= Exercise prompt =
Locate the string "cooking" in the records below. Copy every line where it occurs.
+++ Records to use
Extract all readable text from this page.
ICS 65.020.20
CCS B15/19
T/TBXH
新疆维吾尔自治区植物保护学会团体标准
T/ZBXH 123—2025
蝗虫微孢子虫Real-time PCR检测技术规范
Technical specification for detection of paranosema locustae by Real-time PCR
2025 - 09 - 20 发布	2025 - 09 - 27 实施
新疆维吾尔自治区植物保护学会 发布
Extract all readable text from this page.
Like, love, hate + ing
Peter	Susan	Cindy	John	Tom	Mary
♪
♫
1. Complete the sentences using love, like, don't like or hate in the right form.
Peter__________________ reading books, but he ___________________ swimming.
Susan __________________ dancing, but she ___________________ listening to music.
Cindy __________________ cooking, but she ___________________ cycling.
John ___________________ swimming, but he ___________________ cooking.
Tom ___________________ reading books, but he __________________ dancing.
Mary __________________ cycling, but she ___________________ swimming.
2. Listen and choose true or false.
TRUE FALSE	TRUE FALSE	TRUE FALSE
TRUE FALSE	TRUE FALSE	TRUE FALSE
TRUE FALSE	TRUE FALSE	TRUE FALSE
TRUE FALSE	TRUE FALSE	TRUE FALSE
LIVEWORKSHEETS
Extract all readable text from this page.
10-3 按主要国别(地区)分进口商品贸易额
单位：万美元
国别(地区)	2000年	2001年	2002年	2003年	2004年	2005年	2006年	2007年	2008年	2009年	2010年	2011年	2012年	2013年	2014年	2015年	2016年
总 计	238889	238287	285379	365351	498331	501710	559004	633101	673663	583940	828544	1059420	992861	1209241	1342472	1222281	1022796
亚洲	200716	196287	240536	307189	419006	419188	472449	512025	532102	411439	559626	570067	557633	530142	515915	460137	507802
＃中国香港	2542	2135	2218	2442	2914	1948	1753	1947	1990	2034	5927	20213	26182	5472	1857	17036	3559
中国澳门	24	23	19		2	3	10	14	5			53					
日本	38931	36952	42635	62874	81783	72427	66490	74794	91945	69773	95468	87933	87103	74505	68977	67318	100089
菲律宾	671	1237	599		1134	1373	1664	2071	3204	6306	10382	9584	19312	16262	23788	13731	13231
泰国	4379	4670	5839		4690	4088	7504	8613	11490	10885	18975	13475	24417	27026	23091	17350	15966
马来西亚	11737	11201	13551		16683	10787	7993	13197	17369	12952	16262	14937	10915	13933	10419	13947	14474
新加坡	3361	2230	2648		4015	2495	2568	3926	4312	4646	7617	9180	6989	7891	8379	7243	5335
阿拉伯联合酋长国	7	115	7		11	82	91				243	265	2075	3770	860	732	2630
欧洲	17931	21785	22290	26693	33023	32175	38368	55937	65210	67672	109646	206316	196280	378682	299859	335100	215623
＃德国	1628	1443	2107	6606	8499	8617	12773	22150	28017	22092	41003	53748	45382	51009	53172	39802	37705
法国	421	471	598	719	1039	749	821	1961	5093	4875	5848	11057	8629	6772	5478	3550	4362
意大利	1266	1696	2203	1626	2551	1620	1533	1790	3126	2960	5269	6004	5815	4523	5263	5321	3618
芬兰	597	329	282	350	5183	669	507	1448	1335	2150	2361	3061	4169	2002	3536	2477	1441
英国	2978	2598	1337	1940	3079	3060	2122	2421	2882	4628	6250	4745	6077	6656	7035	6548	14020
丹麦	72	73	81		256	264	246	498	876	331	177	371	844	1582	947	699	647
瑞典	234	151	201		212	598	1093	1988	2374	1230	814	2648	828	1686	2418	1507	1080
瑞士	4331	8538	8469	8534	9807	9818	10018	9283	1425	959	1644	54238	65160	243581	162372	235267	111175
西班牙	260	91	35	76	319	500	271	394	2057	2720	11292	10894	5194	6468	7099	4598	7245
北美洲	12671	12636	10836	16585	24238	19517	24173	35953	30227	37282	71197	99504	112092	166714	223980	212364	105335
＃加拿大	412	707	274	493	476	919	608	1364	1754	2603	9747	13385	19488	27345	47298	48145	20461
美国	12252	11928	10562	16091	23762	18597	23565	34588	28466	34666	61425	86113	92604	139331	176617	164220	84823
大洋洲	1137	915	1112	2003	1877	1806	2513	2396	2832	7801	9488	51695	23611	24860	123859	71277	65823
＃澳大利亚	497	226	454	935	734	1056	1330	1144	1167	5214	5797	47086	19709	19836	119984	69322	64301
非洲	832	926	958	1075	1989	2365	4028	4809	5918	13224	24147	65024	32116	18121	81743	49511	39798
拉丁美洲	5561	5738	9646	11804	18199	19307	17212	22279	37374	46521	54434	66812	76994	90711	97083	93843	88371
++++++
= Full response =
Cindy __________________ cooking, but she ___________________ cycling.
John ___________________ swimming, but he ___________________ cooking.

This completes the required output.